# START OF MATERIAL FOR THIS TASK

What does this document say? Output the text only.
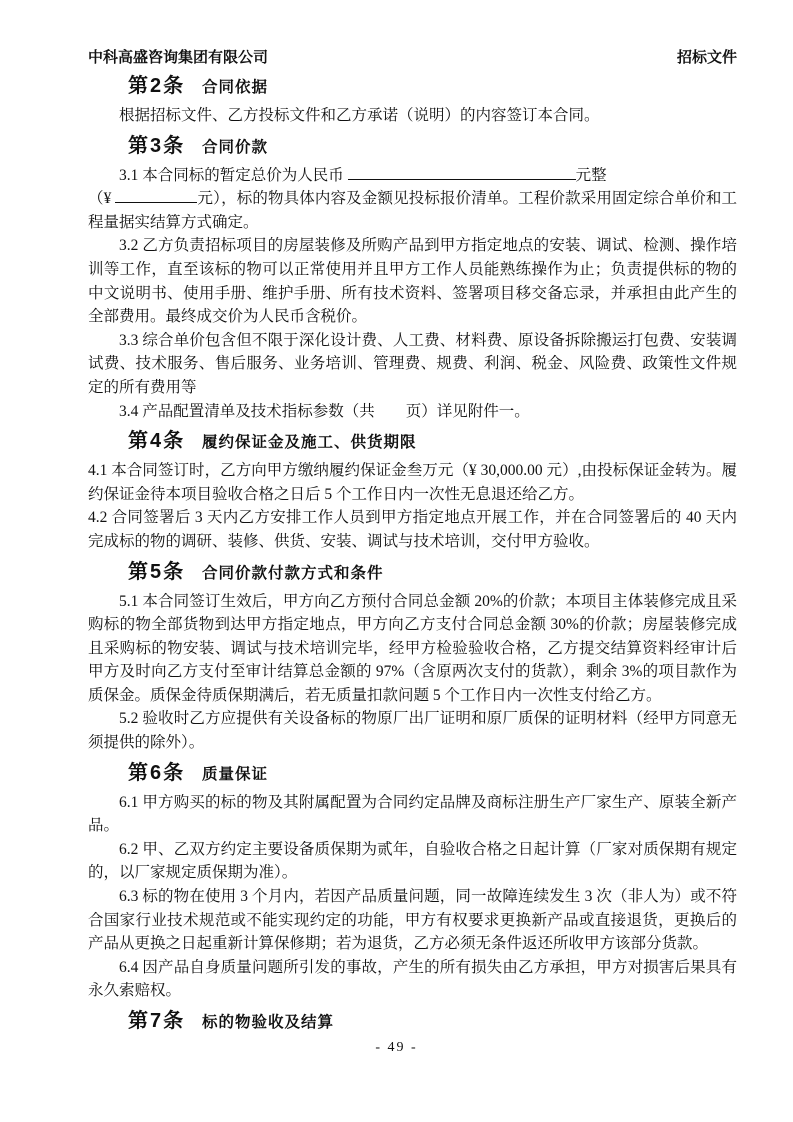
中科高盛咨询集团有限公司	招标文件
第2条 合同依据

根据招标文件、乙方投标文件和乙方承诺（说明）的内容签订本合同。

第3条 合同价款

3.1 本合同标的暂定总价为人民币	元整

（¥	元），标的物具体内容及金额见投标报价清单。工程价款采用固定综合单价和工程量据实结算方式确定。

3.2 乙方负责招标项目的房屋装修及所购产品到甲方指定地点的安装、调试、检测、操作培训等工作，直至该标的物可以正常使用并且甲方工作人员能熟练操作为止；负责提供标的物的中文说明书、使用手册、维护手册、所有技术资料、签署项目移交备忘录，并承担由此产生的全部费用。最终成交价为人民币含税价。

3.3 综合单价包含但不限于深化设计费、人工费、材料费、原设备拆除搬运打包费、安装调试费、技术服务、售后服务、业务培训、管理费、规费、利润、税金、风险费、政策性文件规定的所有费用等

3.4 产品配置清单及技术指标参数（共　　页）详见附件一。

第4条 履约保证金及施工、供货期限

4.1 本合同签订时，乙方向甲方缴纳履约保证金叁万元（¥ 30,000.00 元）,由投标保证金转为。履约保证金待本项目验收合格之日后 5 个工作日内一次性无息退还给乙方。

4.2 合同签署后 3 天内乙方安排工作人员到甲方指定地点开展工作，并在合同签署后的 40 天内完成标的物的调研、装修、供货、安装、调试与技术培训，交付甲方验收。

第5条 合同价款付款方式和条件

5.1 本合同签订生效后，甲方向乙方预付合同总金额 20%的价款；本项目主体装修完成且采购标的物全部货物到达甲方指定地点，甲方向乙方支付合同总金额 30%的价款；房屋装修完成且采购标的物安装、调试与技术培训完毕，经甲方检验验收合格，乙方提交结算资料经审计后甲方及时向乙方支付至审计结算总金额的 97%（含原两次支付的货款），剩余 3%的项目款作为质保金。质保金待质保期满后，若无质量扣款问题 5 个工作日内一次性支付给乙方。

5.2 验收时乙方应提供有关设备标的物原厂出厂证明和原厂质保的证明材料（经甲方同意无须提供的除外）。

第6条 质量保证

6.1 甲方购买的标的物及其附属配置为合同约定品牌及商标注册生产厂家生产、原装全新产品。

6.2 甲、乙双方约定主要设备质保期为贰年，自验收合格之日起计算（厂家对质保期有规定的，以厂家规定质保期为准）。

6.3 标的物在使用 3 个月内，若因产品质量问题，同一故障连续发生 3 次（非人为）或不符合国家行业技术规范或不能实现约定的功能，甲方有权要求更换新产品或直接退货，更换后的产品从更换之日起重新计算保修期；若为退货，乙方必须无条件返还所收甲方该部分货款。

6.4 因产品自身质量问题所引发的事故，产生的所有损失由乙方承担，甲方对损害后果具有永久索赔权。

第7条 标的物验收及结算
- 49 -
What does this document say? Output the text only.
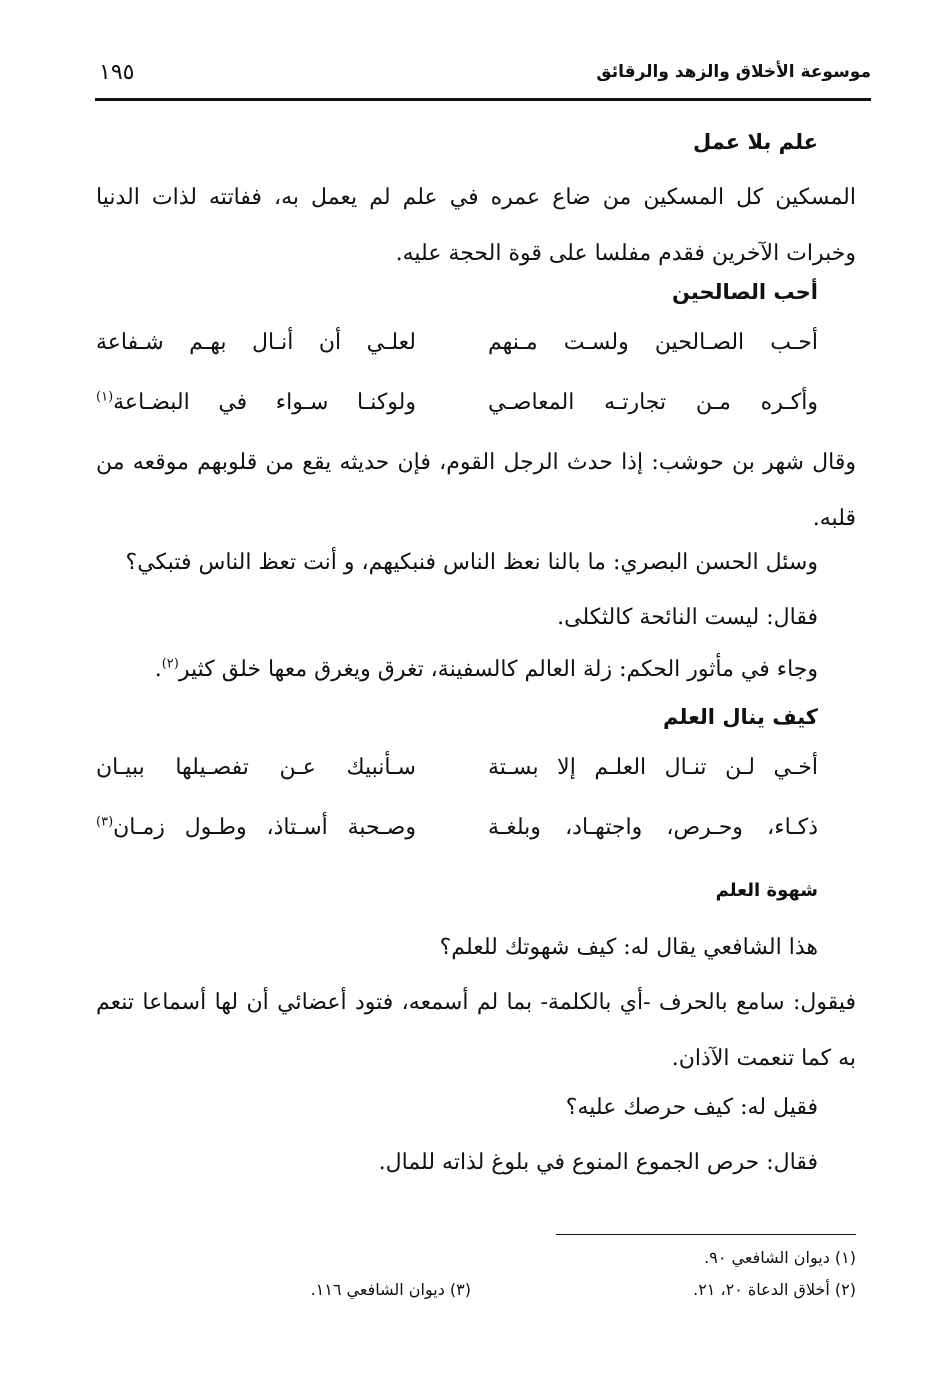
موسوعة الأخلاق والزهد والرقائق
١٩٥
علم بلا عمل

المسكين كل المسكين من ضاع عمره في علم لم يعمل به، ففاتته لذات الدنيا وخبرات الآخرين فقدم مفلسا على قوة الحجة عليه.

أحب الصالحين
أحـب الصـالحين ولسـت مـنهم
لعلـي أن أنـال بهـم شـفاعة
وأكـره مـن تجارتـه المعاصـي
ولوكنـا سـواء في البضـاعة$^{(١)}$

وقال شهر بن حوشب: إذا حدث الرجل القوم، فإن حديثه يقع من قلوبهم موقعه من قلبه.

وسئل الحسن البصري: ما بالنا نعظ الناس فنبكيهم، و أنت تعظ الناس فتبكي؟

فقال: ليست النائحة كالثكلى.

وجاء في مأثور الحكم: زلة العالم كالسفينة، تغرق ويغرق معها خلق كثير$^{(٢)}$.

كيف ينال العلم
أخـي لـن تنـال العلـم إلا بسـتة
سـأنبيك عـن تفصـيلها ببيـان
ذكـاء، وحـرص، واجتهـاد، وبلغـة
وصـحبة أسـتاذ، وطـول زمـان$^{(٣)}$
شهوة العلم

هذا الشافعي يقال له: كيف شهوتك للعلم؟

فيقول: سامع بالحرف -أي بالكلمة- بما لم أسمعه، فتود أعضائي أن لها أسماعا تنعم به كما تنعمت الآذان.

فقيل له: كيف حرصك عليه؟

فقال: حرص الجموع المنوع في بلوغ لذاته للمال.

(١) ديوان الشافعي ٩٠.
(٢) أخلاق الدعاة ٢٠، ٢١.
(٣) ديوان الشافعي ١١٦.
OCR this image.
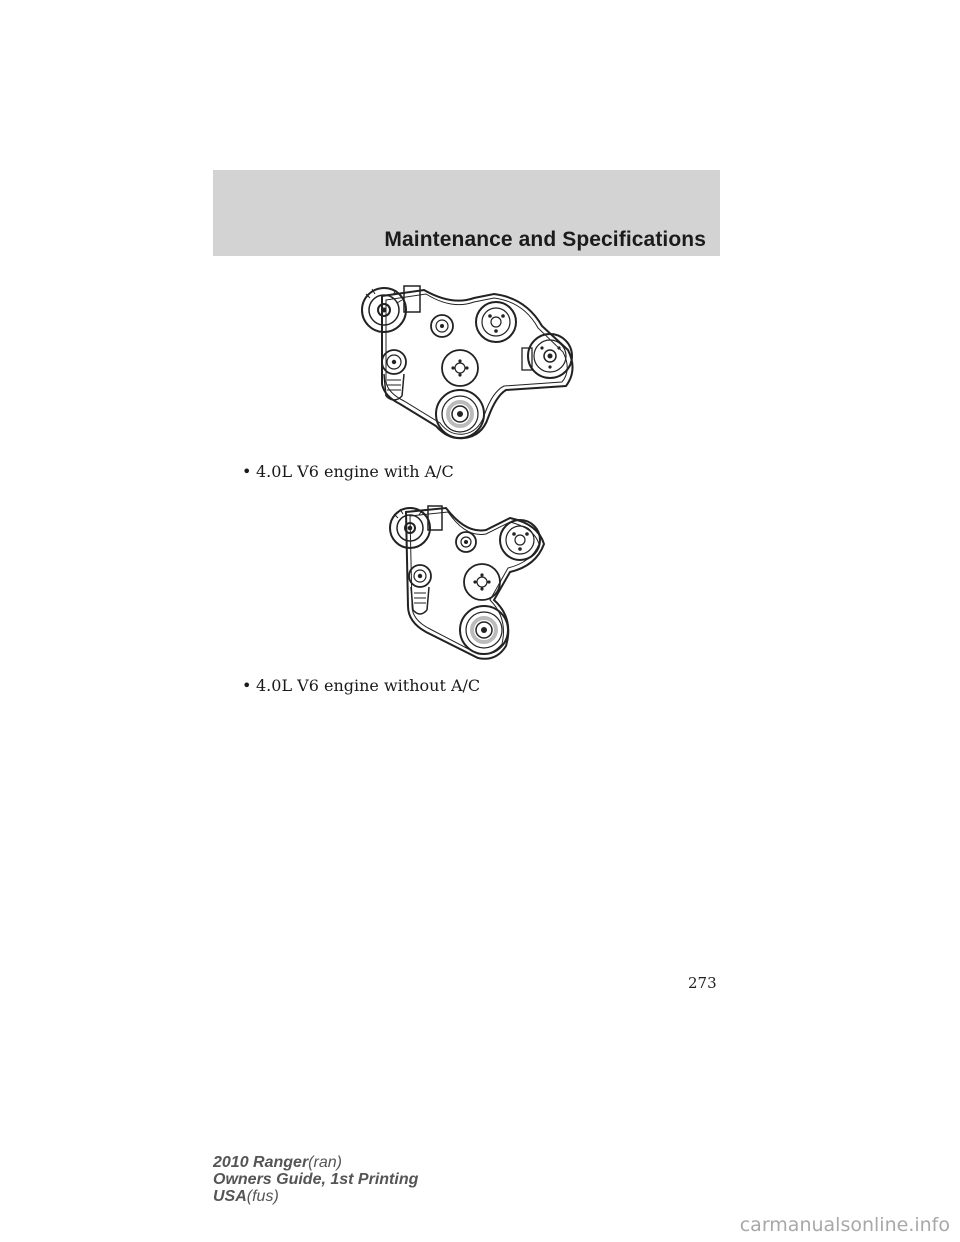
Maintenance and Specifications
• 4.0L V6 engine with A/C
• 4.0L V6 engine without A/C
273
2010 Ranger(ran)
Owners Guide, 1st Printing
USA(fus)
carmanualsonline.info
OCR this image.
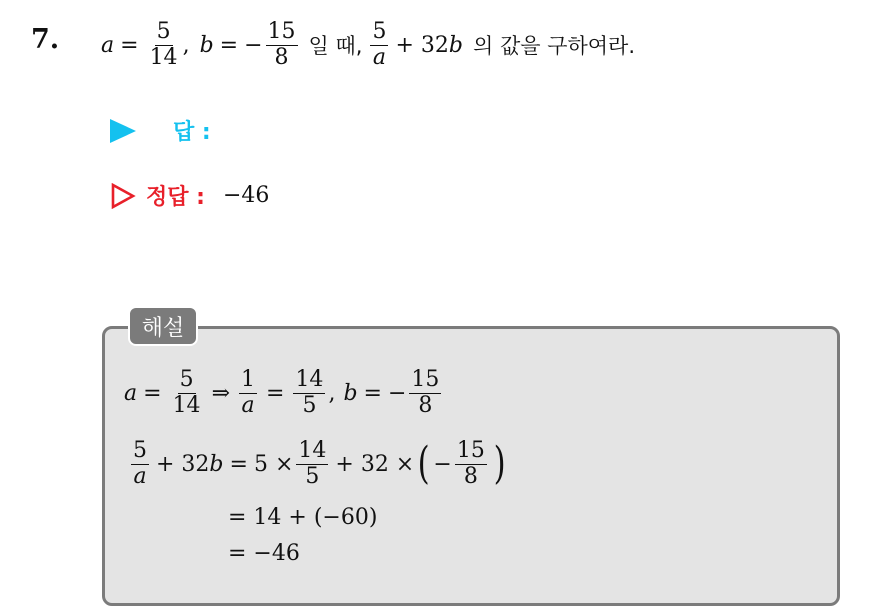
7. $a = \frac{5}{14}$ , b = − $\frac{15}{8}$ 일 때, $\frac{5}{a} + 32$ b 의 값을 구하여라.
답 :
정답 : −46
해설
$a = \frac{5}{14}$ ⇒ $\frac{1}{a} = \frac{14}{5}$ , b = − $\frac{15}{8}$
$\frac{5}{a} + 32$ $b = 5 \times \frac{14}{5} + 32$ × ( − $\frac{15}{8}$ )
= 14 + (−60)
= −46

# END OF MATERIAL FOR THIS TASK

For this exercise, gather every line of the data that contains the word "فقال".

فقال: ليست النائحة كالثكلى.
فقال: حرص الجموع المنوع في بلوغ لذاته للمال.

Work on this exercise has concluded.